What is required:
The data below must be copied in full and without any change.

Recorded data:
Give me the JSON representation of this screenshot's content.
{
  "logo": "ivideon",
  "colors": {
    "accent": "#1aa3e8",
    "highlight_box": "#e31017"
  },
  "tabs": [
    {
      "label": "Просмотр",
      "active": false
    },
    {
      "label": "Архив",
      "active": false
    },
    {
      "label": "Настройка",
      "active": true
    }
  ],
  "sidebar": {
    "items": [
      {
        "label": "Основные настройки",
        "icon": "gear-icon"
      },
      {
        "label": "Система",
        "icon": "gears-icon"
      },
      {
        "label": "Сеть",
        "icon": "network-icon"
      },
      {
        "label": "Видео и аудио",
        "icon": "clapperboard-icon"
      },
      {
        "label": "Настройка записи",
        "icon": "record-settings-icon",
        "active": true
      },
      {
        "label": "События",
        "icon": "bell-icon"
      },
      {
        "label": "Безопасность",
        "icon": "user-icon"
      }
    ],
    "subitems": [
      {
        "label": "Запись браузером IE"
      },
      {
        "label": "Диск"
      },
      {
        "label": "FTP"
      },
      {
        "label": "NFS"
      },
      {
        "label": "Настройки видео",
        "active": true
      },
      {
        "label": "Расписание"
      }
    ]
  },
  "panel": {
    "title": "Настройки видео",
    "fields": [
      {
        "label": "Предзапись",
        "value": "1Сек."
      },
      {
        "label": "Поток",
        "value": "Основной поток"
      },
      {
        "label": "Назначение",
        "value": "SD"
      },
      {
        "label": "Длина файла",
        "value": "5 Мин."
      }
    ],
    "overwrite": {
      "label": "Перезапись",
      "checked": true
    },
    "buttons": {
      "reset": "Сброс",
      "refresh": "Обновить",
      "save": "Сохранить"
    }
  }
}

Solution:
Give me the JSON representation of this screenshot's content.
{
  "logo": "ivideon",
  "colors": {
    "accent": "#1aa3e8",
    "highlight_box": "#e31017"
  },
  "tabs": [
    {
      "label": "Просмотр",
      "active": false
    },
    {
      "label": "Архив",
      "active": false
    },
    {
      "label": "Настройка",
      "active": true
    }
  ],
  "sidebar": {
    "items": [
      {
        "label": "Основные настройки",
        "icon": "gear-icon"
      },
      {
        "label": "Система",
        "icon": "gears-icon"
      },
      {
        "label": "Сеть",
        "icon": "network-icon"
      },
      {
        "label": "Видео и аудио",
        "icon": "clapperboard-icon"
      },
      {
        "label": "Настройка записи",
        "icon": "record-settings-icon",
        "active": true
      },
      {
        "label": "События",
        "icon": "bell-icon"
      },
      {
        "label": "Безопасность",
        "icon": "user-icon"
      }
    ],
    "subitems": [
      {
        "label": "Запись браузером IE"
      },
      {
        "label": "Диск"
      },
      {
        "label": "FTP"
      },
      {
        "label": "NFS"
      },
      {
        "label": "Настройки видео",
        "active": true
      },
      {
        "label": "Расписание"
      }
    ]
  },
  "panel": {
    "title": "Настройки видео",
    "fields": [
      {
        "label": "Предзапись",
        "value": "1Сек."
      },
      {
        "label": "Поток",
        "value": "Основной поток"
      },
      {
        "label": "Назначение",
        "value": "SD"
      },
      {
        "label": "Длина файла",
        "value": "5 Мин."
      }
    ],
    "overwrite": {
      "label": "Перезапись",
      "checked": true
    },
    "buttons": {
      "reset": "Сброс",
      "refresh": "Обновить",
      "save": "Сохранить"
    }
  }
}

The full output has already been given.